:: MATERIALS PROVIDED ::

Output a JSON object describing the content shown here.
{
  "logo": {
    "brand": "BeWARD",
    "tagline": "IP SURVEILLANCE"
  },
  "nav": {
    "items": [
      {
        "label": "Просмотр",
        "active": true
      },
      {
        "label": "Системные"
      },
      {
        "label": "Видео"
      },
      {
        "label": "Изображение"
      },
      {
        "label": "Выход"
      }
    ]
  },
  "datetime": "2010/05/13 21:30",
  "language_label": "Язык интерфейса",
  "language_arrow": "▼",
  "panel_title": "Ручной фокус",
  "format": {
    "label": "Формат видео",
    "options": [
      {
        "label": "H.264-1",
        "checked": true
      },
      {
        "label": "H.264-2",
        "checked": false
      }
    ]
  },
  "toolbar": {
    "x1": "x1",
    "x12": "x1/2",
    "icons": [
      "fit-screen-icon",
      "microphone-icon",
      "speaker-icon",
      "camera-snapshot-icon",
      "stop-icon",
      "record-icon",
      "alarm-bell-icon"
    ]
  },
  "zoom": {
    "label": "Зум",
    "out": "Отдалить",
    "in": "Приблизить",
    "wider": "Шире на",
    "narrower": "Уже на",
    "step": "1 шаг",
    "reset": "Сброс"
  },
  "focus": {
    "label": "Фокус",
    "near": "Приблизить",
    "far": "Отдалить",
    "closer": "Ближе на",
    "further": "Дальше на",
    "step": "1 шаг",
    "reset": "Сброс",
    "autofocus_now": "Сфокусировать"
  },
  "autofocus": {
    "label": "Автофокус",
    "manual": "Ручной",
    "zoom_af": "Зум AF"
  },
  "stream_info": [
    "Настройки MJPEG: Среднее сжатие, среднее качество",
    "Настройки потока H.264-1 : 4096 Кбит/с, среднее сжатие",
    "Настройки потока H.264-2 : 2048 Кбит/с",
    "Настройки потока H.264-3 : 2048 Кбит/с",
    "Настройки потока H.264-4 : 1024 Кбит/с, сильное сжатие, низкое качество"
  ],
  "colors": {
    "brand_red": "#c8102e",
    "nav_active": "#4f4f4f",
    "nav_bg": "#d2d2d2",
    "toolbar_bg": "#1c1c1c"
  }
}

:::

_TASK INSTRUCTIONS_
Copy out each record from above, exactly.

_EXERCISE OUTPUT_
Output a JSON object describing the content shown here.
{
  "logo": {
    "brand": "BeWARD",
    "tagline": "IP SURVEILLANCE"
  },
  "nav": {
    "items": [
      {
        "label": "Просмотр",
        "active": true
      },
      {
        "label": "Системные"
      },
      {
        "label": "Видео"
      },
      {
        "label": "Изображение"
      },
      {
        "label": "Выход"
      }
    ]
  },
  "datetime": "2010/05/13 21:30",
  "language_label": "Язык интерфейса",
  "language_arrow": "▼",
  "panel_title": "Ручной фокус",
  "format": {
    "label": "Формат видео",
    "options": [
      {
        "label": "H.264-1",
        "checked": true
      },
      {
        "label": "H.264-2",
        "checked": false
      }
    ]
  },
  "toolbar": {
    "x1": "x1",
    "x12": "x1/2",
    "icons": [
      "fit-screen-icon",
      "microphone-icon",
      "speaker-icon",
      "camera-snapshot-icon",
      "stop-icon",
      "record-icon",
      "alarm-bell-icon"
    ]
  },
  "zoom": {
    "label": "Зум",
    "out": "Отдалить",
    "in": "Приблизить",
    "wider": "Шире на",
    "narrower": "Уже на",
    "step": "1 шаг",
    "reset": "Сброс"
  },
  "focus": {
    "label": "Фокус",
    "near": "Приблизить",
    "far": "Отдалить",
    "closer": "Ближе на",
    "further": "Дальше на",
    "step": "1 шаг",
    "reset": "Сброс",
    "autofocus_now": "Сфокусировать"
  },
  "autofocus": {
    "label": "Автофокус",
    "manual": "Ручной",
    "zoom_af": "Зум AF"
  },
  "stream_info": [
    "Настройки MJPEG: Среднее сжатие, среднее качество",
    "Настройки потока H.264-1 : 4096 Кбит/с, среднее сжатие",
    "Настройки потока H.264-2 : 2048 Кбит/с",
    "Настройки потока H.264-3 : 2048 Кбит/с",
    "Настройки потока H.264-4 : 1024 Кбит/с, сильное сжатие, низкое качество"
  ],
  "colors": {
    "brand_red": "#c8102e",
    "nav_active": "#4f4f4f",
    "nav_bg": "#d2d2d2",
    "toolbar_bg": "#1c1c1c"
  }
}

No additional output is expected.